Find and circle the numbers on the following grid that correspond to your scores for each of the five letters. Circle your A score in the first vertical column on the left side of the grid marked “Competing—A.” Circle your B score in the next vertical column marked “Collaborating—B,” and so on over to the last vertical column on the right, which is for your E or “Accommodating” score.
Once you have one circle in each column of the grid, connect these five circles with straight lines so you have created a simple graph. Scores at the top of the graph (usually those above the 70th percentile) are your strongest bargaining style inclinations. Scores at the bottom of the graph (usually below the 30th percentile) are your weaker bargaining style inclinations. All scores between the 30th and 70th percentiles represent moderate, functional bargaining style inclinations. And the higher or lower the percentile, the stronger the inclination to use that move in ordinary negotiations.
For deeper insight into bargaining styles, their origins and their meanings, continue reading in Appendix A. First-time readers may want return to Chapter 1 and pick up the theme of bargaining styles there, leaving the further study of this subject for later.
FURTHER ANALYSIS OF YOUR PERSONAL BARGAINING STYLES
Interest in personal bargaining styles and the use of assessment instruments to probe this factor date back almost as far as do organized courses on negotiation. The reason is simple: bargaining styles can play crucial roles in negotiation. Entrepreneur Donald Trump is well known to be (and takes pride in being) competitive to his core. Cable News Network personality Larry King is well known to be (and takes pride in being) empathetic and easy to get along with. If these two men were to find themselves negotiating against one another, both would be wise to think about their own and their counterpart’s bargaining styles before making a move.
Bargaining styles, as I see them, are relatively stable, personality-driven behaviors and reactions that arise in negotiating encounters. These patterns reappear because we are, for reasons related to family, culture, gender, and early professional experience, predisposed toward particular courses of action in negotiation. Some people have a broad set of styles they can readily call upon to solve negotiation problems. Others are much more comfortable with some bargaining moves and not others. The true test of your bargaining styles is your emotional reaction to using various strategies—which strategies give you genuine satisfaction, even joy when you use them well? Which ones repeatedly cause you anxiety and frustration, leaving you feeling uncomfortable, irritated, or angry?

→ **Given task 1**:
Reproduce the bargaining styles passage word for word, from "Once you have" to "in ordinary negotiations.".
The text and the records have nothing to do with each other.

→ **Data for this exercise**:
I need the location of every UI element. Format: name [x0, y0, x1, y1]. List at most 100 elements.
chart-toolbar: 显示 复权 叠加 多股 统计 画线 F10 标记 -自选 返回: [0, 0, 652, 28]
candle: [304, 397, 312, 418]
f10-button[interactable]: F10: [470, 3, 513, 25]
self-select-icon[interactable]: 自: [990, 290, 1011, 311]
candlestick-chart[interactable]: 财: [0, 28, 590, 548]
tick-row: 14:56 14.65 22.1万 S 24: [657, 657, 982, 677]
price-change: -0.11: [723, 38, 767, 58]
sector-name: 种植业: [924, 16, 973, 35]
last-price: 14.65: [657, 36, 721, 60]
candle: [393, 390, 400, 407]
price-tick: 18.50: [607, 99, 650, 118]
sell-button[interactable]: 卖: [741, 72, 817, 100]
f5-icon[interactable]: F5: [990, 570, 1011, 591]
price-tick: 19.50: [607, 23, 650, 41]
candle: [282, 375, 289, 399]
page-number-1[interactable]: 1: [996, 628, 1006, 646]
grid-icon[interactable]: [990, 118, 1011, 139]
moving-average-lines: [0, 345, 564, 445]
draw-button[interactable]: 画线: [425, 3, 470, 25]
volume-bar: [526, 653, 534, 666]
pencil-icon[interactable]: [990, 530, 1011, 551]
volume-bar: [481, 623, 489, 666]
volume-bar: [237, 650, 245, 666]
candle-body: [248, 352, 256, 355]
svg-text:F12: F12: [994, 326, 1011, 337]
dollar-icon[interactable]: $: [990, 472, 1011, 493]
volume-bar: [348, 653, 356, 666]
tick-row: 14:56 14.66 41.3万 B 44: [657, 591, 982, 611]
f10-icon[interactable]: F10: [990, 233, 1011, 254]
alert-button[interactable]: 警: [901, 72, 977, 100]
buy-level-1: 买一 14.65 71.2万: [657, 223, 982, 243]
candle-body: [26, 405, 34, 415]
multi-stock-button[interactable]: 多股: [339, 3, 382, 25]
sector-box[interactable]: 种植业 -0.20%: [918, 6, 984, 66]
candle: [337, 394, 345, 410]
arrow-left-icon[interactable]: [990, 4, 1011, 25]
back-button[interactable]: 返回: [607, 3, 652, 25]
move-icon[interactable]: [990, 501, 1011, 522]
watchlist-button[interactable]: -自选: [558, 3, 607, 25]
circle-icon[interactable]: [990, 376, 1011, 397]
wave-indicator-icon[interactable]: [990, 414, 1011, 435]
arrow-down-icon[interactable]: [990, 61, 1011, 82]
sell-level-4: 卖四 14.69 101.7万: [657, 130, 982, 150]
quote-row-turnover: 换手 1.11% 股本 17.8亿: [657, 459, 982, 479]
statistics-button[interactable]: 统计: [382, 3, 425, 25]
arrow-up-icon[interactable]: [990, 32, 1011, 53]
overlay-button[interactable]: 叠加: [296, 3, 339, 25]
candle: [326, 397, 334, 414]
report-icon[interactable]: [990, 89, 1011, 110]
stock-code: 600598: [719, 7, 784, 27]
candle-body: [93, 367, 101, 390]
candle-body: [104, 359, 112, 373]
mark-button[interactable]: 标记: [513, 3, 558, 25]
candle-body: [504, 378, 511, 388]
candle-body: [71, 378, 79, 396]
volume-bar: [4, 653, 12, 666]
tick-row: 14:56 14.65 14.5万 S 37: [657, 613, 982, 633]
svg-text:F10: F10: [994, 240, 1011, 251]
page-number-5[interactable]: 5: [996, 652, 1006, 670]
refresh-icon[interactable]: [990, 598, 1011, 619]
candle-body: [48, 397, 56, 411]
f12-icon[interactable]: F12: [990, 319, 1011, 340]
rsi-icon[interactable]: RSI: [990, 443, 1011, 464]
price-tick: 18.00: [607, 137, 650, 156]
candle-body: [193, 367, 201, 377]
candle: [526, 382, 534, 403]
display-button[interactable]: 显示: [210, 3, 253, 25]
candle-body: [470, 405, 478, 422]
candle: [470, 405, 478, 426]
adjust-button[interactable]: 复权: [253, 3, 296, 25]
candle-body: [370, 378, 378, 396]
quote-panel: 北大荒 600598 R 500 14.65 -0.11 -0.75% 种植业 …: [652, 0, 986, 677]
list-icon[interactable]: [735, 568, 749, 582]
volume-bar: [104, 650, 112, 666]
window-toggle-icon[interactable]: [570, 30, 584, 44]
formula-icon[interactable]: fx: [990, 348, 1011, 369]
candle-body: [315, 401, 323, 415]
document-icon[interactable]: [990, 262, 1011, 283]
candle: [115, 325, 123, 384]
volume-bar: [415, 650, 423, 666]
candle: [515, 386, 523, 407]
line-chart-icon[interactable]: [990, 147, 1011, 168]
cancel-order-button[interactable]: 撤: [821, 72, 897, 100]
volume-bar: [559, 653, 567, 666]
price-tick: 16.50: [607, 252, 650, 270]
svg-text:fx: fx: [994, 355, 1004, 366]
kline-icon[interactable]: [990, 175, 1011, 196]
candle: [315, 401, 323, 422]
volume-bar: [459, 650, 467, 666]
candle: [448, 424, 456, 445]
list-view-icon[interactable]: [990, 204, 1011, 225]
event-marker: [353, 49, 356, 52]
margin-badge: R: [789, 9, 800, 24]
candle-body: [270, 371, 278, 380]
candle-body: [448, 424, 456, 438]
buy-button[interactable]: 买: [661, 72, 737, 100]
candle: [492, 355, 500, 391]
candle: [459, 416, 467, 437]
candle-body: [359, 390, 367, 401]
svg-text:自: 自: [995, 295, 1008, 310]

→ **Given task 2**:
Rewrite the records as a numbered list, from the start of the records through the line with "tick-row: 14:56 14.66", leaving out any blank lines.

→ **Task answer 1**:
Once you have one circle in each column of the grid, connect these five circles with straight lines so you have created a simple graph. Scores at the top of the graph (usually those above the 70th percentile) are your strongest bargaining style inclinations. Scores at the bottom of the graph (usually below the 30th percentile) are your weaker bargaining style inclinations. All scores between the 30th and 70th percentiles represent moderate, functional bargaining style inclinations. And the higher or lower the percentile, the stronger the inclination to use that move in ordinary negotiations.

→ **Task answer 2**:
1. I need the location of every UI element. Format: name [x0, y0, x1, y1]. List at most 100 elements.
2. chart-toolbar: 显示 复权 叠加 多股 统计 画线 F10 标记 -自选 返回: [0, 0, 652, 28]
3. candle: [304, 397, 312, 418]
4. f10-button[interactable]: F10: [470, 3, 513, 25]
5. self-select-icon[interactable]: 自: [990, 290, 1011, 311]
6. candlestick-chart[interactable]: 财: [0, 28, 590, 548]
7. tick-row: 14:56 14.65 22.1万 S 24: [657, 657, 982, 677]
8. price-change: -0.11: [723, 38, 767, 58]
9. sector-name: 种植业: [924, 16, 973, 35]
10. last-price: 14.65: [657, 36, 721, 60]
11. candle: [393, 390, 400, 407]
12. price-tick: 18.50: [607, 99, 650, 118]
13. sell-button[interactable]: 卖: [741, 72, 817, 100]
14. f5-icon[interactable]: F5: [990, 570, 1011, 591]
15. price-tick: 19.50: [607, 23, 650, 41]
16. candle: [282, 375, 289, 399]
17. page-number-1[interactable]: 1: [996, 628, 1006, 646]
18. grid-icon[interactable]: [990, 118, 1011, 139]
19. moving-average-lines: [0, 345, 564, 445]
20. draw-button[interactable]: 画线: [425, 3, 470, 25]
21. volume-bar: [526, 653, 534, 666]
22. pencil-icon[interactable]: [990, 530, 1011, 551]
23. volume-bar: [481, 623, 489, 666]
24. volume-bar: [237, 650, 245, 666]
25. candle-body: [248, 352, 256, 355]
26. svg-text:F12: F12: [994, 326, 1011, 337]
27. dollar-icon[interactable]: $: [990, 472, 1011, 493]
28. volume-bar: [348, 653, 356, 666]
29. tick-row: 14:56 14.66 41.3万 B 44: [657, 591, 982, 611]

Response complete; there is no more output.